● Task to carry out
Your task is to tally the lines of the listing containing the word "Giêsu" and report the figure alone.

(Data records)
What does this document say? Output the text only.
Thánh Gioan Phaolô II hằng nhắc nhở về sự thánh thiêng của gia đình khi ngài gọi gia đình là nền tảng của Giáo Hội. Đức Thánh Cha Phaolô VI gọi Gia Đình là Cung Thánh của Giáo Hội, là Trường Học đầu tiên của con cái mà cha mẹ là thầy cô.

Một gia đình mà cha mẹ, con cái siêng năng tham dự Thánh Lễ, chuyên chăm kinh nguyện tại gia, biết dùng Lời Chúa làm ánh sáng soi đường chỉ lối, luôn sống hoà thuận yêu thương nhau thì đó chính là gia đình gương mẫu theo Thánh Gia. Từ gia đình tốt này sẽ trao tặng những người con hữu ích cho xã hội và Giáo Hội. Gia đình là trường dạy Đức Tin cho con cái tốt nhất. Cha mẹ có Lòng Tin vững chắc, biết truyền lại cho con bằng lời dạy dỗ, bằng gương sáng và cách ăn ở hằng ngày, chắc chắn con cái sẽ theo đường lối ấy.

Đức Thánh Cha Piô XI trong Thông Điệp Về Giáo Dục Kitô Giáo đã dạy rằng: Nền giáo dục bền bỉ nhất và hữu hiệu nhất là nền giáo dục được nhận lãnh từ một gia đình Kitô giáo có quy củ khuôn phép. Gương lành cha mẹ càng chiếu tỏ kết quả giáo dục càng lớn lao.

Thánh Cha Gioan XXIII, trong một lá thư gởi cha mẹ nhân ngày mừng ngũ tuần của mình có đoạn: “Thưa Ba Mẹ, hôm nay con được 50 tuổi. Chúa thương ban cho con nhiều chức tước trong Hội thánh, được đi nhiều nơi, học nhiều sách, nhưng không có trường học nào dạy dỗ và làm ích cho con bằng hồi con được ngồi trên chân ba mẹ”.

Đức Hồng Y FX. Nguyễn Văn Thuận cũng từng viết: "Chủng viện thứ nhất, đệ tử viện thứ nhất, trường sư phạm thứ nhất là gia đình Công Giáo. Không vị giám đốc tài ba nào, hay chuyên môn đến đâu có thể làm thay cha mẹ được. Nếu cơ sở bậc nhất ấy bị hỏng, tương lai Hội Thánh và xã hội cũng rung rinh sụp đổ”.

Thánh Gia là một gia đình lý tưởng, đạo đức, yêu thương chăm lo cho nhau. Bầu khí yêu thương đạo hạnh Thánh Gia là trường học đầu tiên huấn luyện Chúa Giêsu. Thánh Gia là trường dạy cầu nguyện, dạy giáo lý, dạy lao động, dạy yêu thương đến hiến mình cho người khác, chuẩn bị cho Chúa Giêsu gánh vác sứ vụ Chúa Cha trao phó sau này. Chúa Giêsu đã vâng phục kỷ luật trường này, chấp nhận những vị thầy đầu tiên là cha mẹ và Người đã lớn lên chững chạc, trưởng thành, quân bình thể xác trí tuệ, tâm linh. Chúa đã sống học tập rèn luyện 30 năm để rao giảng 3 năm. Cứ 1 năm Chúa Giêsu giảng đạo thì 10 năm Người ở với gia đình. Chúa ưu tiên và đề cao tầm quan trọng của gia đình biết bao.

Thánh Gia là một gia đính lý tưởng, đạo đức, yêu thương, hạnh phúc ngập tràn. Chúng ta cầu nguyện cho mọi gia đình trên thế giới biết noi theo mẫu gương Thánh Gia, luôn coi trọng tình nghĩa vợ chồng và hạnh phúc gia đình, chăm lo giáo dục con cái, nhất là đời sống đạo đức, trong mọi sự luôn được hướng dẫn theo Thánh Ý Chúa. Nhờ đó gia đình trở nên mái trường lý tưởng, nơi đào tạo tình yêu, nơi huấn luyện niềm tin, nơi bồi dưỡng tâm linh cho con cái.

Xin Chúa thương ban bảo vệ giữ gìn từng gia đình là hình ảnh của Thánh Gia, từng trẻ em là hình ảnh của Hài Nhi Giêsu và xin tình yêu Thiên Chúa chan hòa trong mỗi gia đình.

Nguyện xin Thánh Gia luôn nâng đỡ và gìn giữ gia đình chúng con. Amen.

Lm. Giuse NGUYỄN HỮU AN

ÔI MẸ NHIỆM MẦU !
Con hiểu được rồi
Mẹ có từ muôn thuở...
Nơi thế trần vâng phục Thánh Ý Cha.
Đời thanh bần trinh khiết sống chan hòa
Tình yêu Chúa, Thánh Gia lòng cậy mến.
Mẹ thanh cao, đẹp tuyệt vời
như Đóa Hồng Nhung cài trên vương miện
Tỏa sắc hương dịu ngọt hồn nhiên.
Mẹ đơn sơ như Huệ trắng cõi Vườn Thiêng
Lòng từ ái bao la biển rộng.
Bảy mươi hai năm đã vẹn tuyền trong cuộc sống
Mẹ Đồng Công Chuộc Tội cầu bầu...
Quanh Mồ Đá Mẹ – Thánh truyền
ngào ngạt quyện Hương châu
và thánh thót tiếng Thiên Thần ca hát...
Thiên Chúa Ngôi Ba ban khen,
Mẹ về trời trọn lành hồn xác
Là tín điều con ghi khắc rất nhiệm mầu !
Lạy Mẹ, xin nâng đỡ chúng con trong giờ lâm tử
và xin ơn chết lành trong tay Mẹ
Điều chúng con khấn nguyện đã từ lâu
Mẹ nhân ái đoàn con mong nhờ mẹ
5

● Correct output
2